→ **Direction**:
Using the entries below, restate word for word only the lines from the one with "Convert this document image to plain text." to the final line, leaving the pictures out.

[Start]

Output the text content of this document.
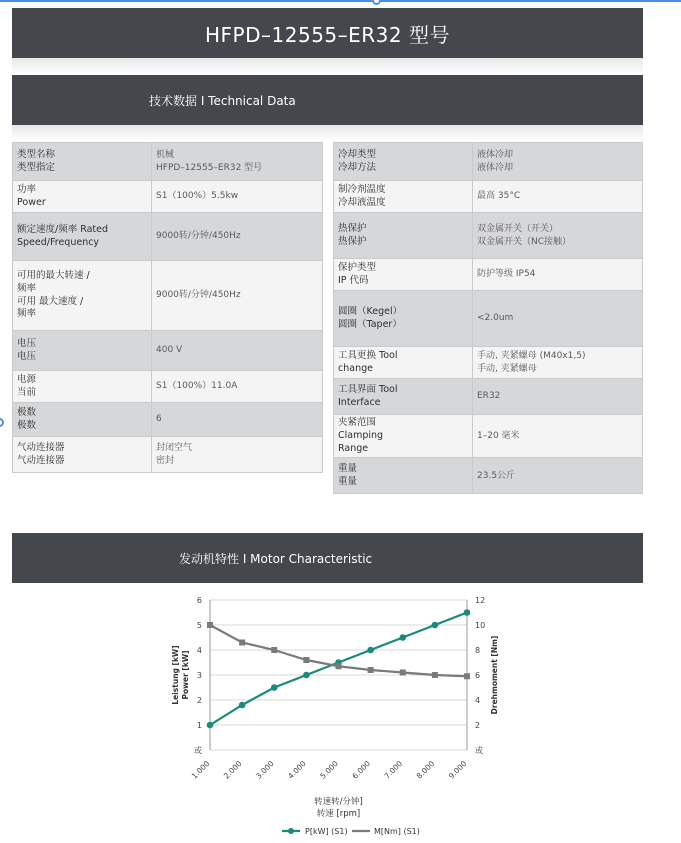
HFPD–12555–ER32 型号
技术数据 I Technical Data
类型名称
类型指定	机械
HFPD–12555–ER32 型号

功率
Power	S1（100%）5.5kw

额定速度/频率 Rated
Speed/Frequency	9000转/分钟/450Hz

可用的最大转速 /
频率
可用 最大速度 /
频率	9000转/分钟/450Hz

电压
电压	400 V

电源
当前	S1（100%）11.0A

极数
极数	6

气动连接器
气动连接器	封闭空气
密封
冷却类型
冷却方法	液体冷却
液体冷却

制冷剂温度
冷却液温度	最高 35°C

热保护
热保护	双金属开关（开关）
双金属开关（NC接触）

保护类型
IP 代码	防护等级 IP54

圆圈（Kegel）
圆圈（Taper）	<2.0um

工具更换 Tool
change	手动, 夹紧螺母 (M40x1,5)
手动, 夹紧螺母

工具界面 Tool
Interface	ER32

夹紧范围
Clamping
Range	1–20 毫米

重量
重量	23.5公斤
发动机特性 I Motor Characteristic
或	或
1	2
2	4
3	6
4	8
5	10
6	12
1.000 2.000 3.000 4.000 5.000 6.000 7.000 8.000 9.000
Leistung [kW] Power [kW]	Drehmoment [Nm]
转速转/分钟]
转速 [rpm]
P[kW] (S1)	M[Nm] (S1)
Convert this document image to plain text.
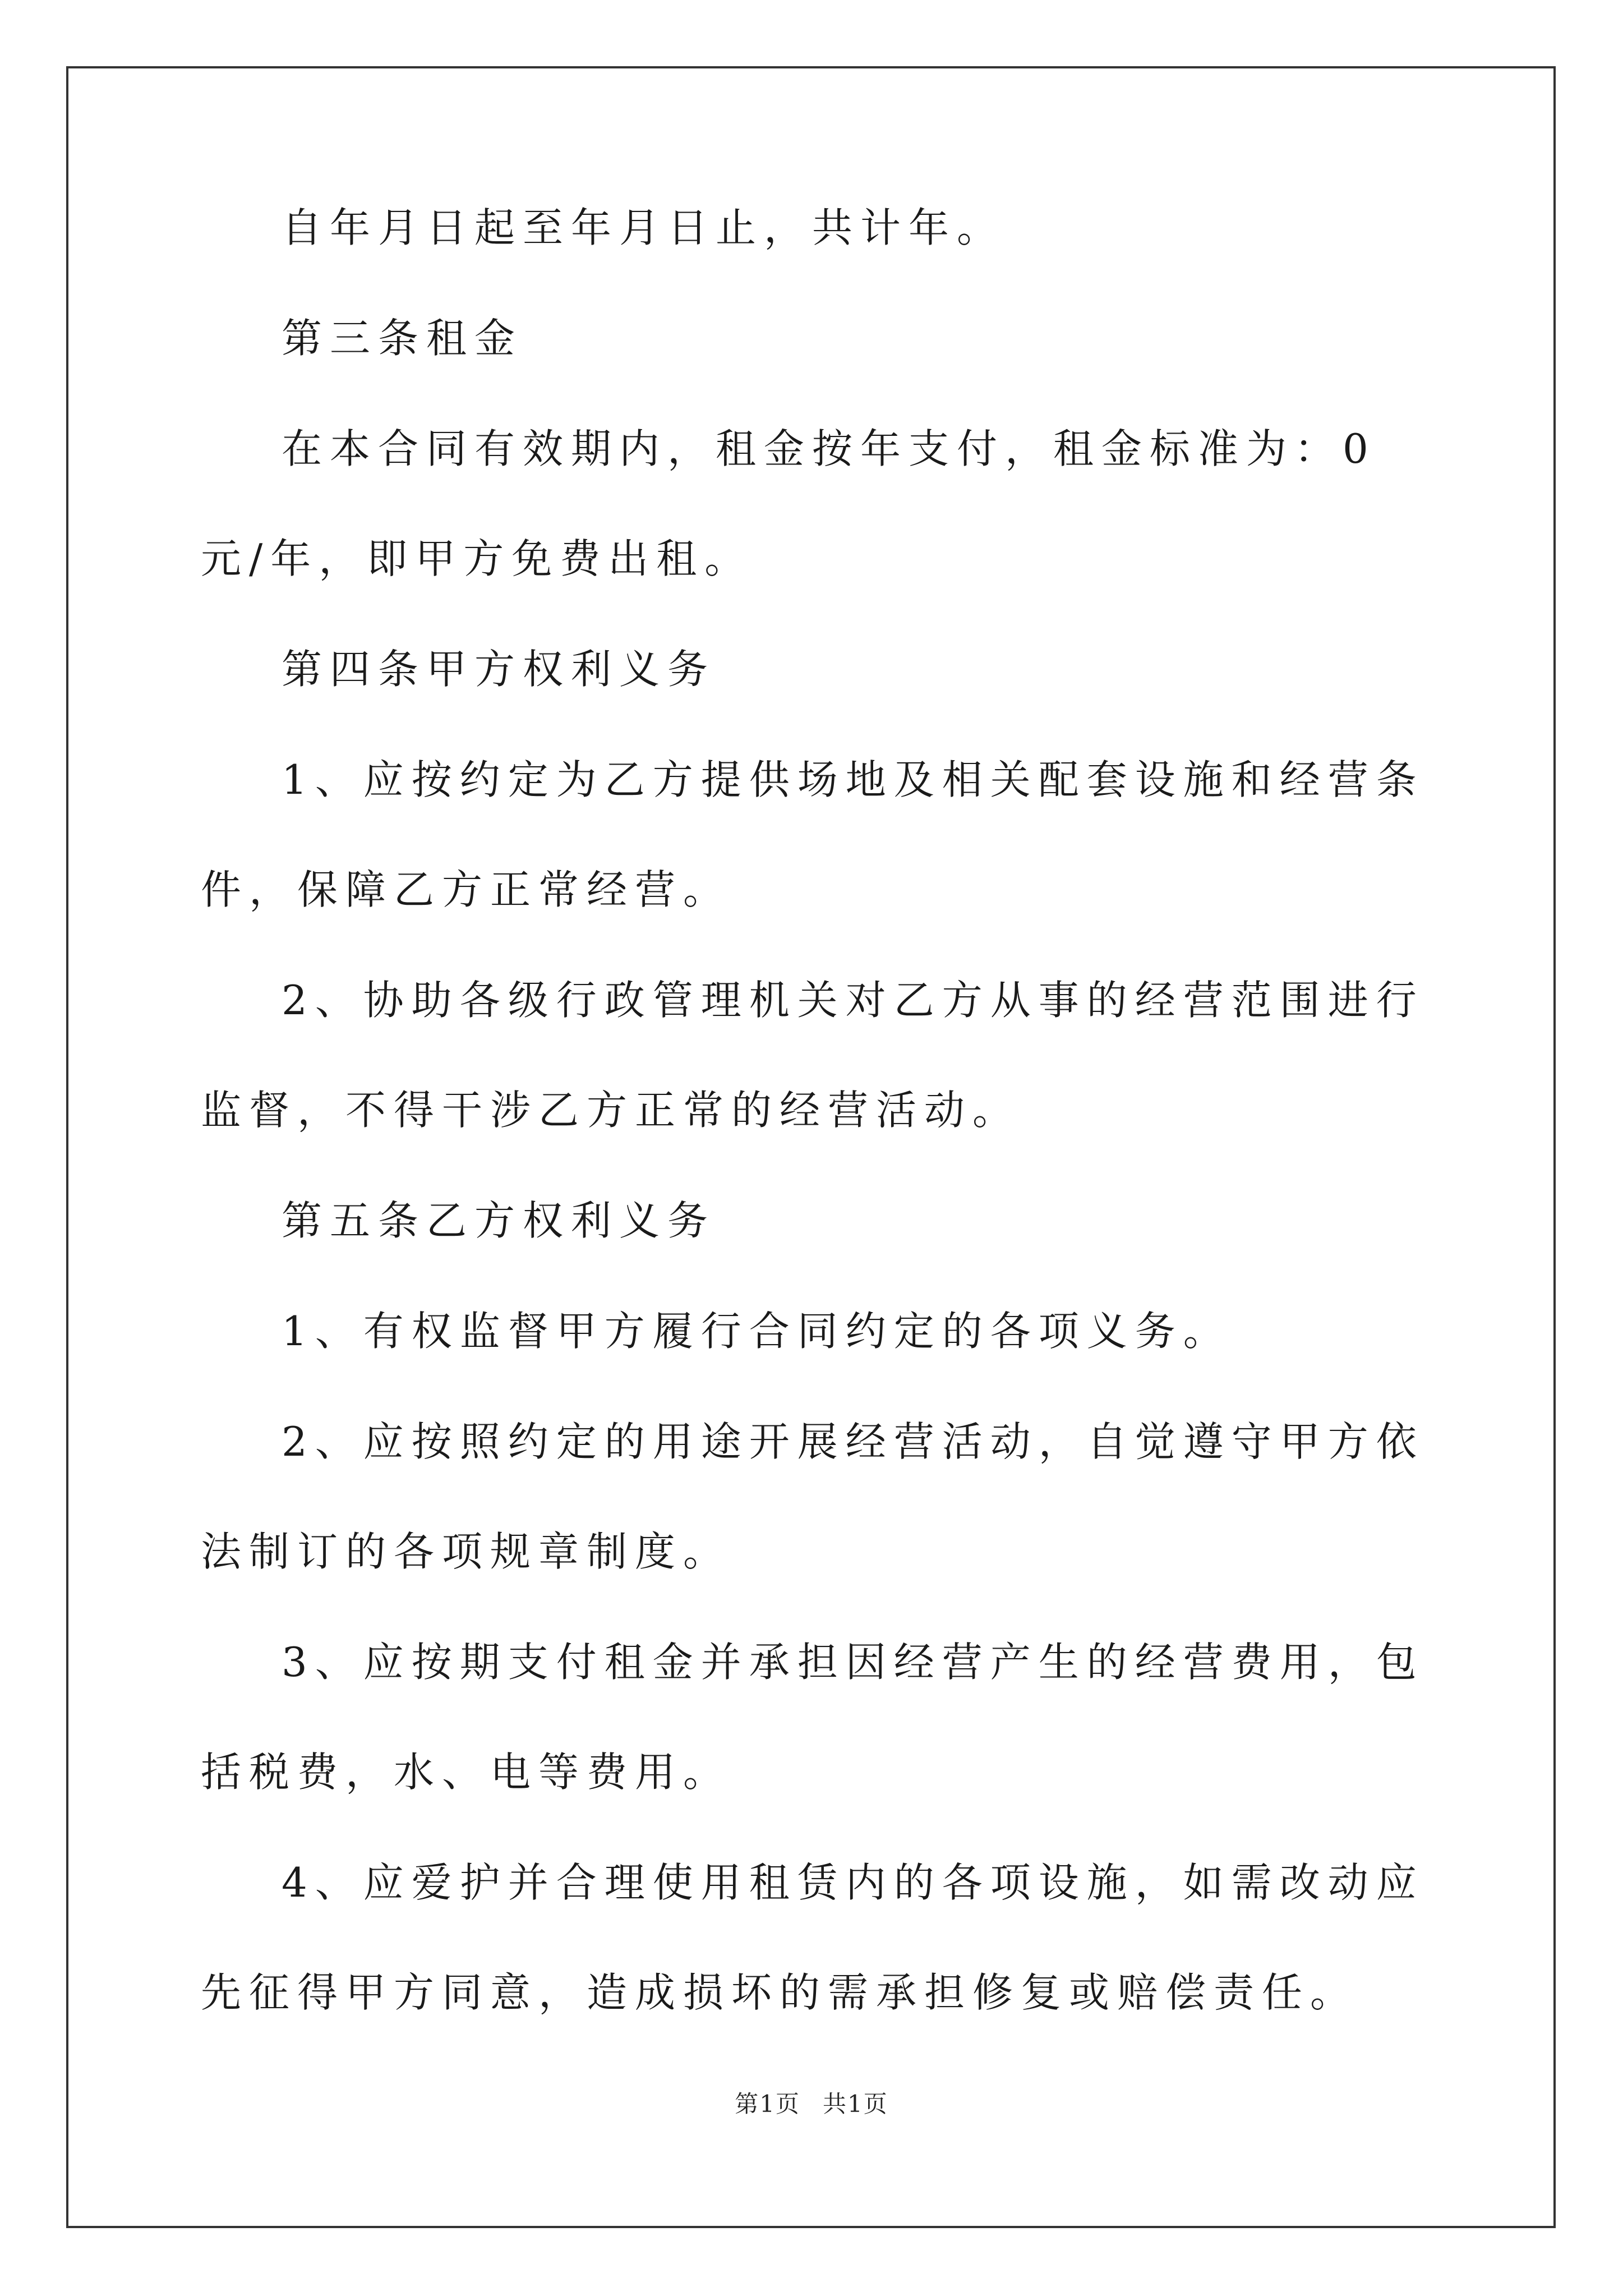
自年月日起至年月日止，共计年。

第三条租金

在本合同有效期内，租金按年支付，租金标准为：0元/年，即甲方免费出租。

第四条甲方权利义务

1、应按约定为乙方提供场地及相关配套设施和经营条件，保障乙方正常经营。

2、协助各级行政管理机关对乙方从事的经营范围进行监督，不得干涉乙方正常的经营活动。

第五条乙方权利义务

1、有权监督甲方履行合同约定的各项义务。

2、应按照约定的用途开展经营活动，自觉遵守甲方依法制订的各项规章制度。

3、应按期支付租金并承担因经营产生的经营费用，包括税费，水、电等费用。

4、应爱护并合理使用租赁内的各项设施，如需改动应先征得甲方同意，造成损坏的需承担修复或赔偿责任。

第1页 共1页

[End]

→ **Result of the task**:
Convert this document image to plain text.
自年月日起至年月日止，共计年。

第三条租金

在本合同有效期内，租金按年支付，租金标准为：0元/年，即甲方免费出租。

第四条甲方权利义务

1、应按约定为乙方提供场地及相关配套设施和经营条件，保障乙方正常经营。

2、协助各级行政管理机关对乙方从事的经营范围进行监督，不得干涉乙方正常的经营活动。

第五条乙方权利义务

1、有权监督甲方履行合同约定的各项义务。

2、应按照约定的用途开展经营活动，自觉遵守甲方依法制订的各项规章制度。

3、应按期支付租金并承担因经营产生的经营费用，包括税费，水、电等费用。

4、应爱护并合理使用租赁内的各项设施，如需改动应先征得甲方同意，造成损坏的需承担修复或赔偿责任。

第1页 共1页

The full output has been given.